(The exercise) Repeat every line of the listing below exactly, minus the pictures.

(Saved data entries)
········

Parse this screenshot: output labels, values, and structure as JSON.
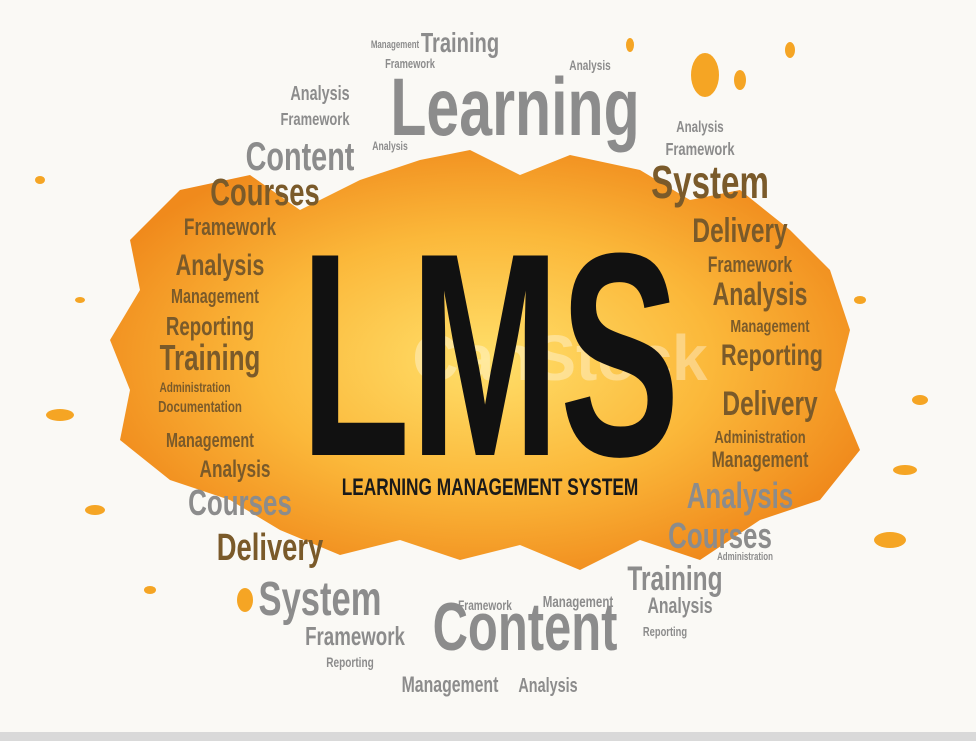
{
  "title": "LMS",
  "subtitle": "LEARNING MANAGEMENT SYSTEM",
  "watermark": "CanStock",
  "cloud_words": [
    "Training",
    "Learning",
    "Management",
    "Framework",
    "Analysis",
    "Framework",
    "Content",
    "Analysis",
    "Courses",
    "Framework",
    "Analysis",
    "Management",
    "Reporting",
    "Training",
    "Administration",
    "Documentation",
    "Management",
    "Analysis",
    "Courses",
    "Delivery",
    "System",
    "Framework",
    "Content",
    "Reporting",
    "Management",
    "Analysis",
    "Framework",
    "Management",
    "Training",
    "Analysis",
    "Reporting",
    "Courses",
    "Administration",
    "Analysis",
    "Management",
    "Administration",
    "Delivery",
    "Reporting",
    "Management",
    "Analysis",
    "Framework",
    "Delivery",
    "System",
    "Framework",
    "Analysis",
    "Analysis"
  ]
}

········

(Response for this exercise)
Parse this screenshot: output labels, values, and structure as JSON.
{
  "title": "LMS",
  "subtitle": "LEARNING MANAGEMENT SYSTEM",
  "watermark": "CanStock",
  "cloud_words": [
    "Training",
    "Learning",
    "Management",
    "Framework",
    "Analysis",
    "Framework",
    "Content",
    "Analysis",
    "Courses",
    "Framework",
    "Analysis",
    "Management",
    "Reporting",
    "Training",
    "Administration",
    "Documentation",
    "Management",
    "Analysis",
    "Courses",
    "Delivery",
    "System",
    "Framework",
    "Content",
    "Reporting",
    "Management",
    "Analysis",
    "Framework",
    "Management",
    "Training",
    "Analysis",
    "Reporting",
    "Courses",
    "Administration",
    "Analysis",
    "Management",
    "Administration",
    "Delivery",
    "Reporting",
    "Management",
    "Analysis",
    "Framework",
    "Delivery",
    "System",
    "Framework",
    "Analysis",
    "Analysis"
  ]
}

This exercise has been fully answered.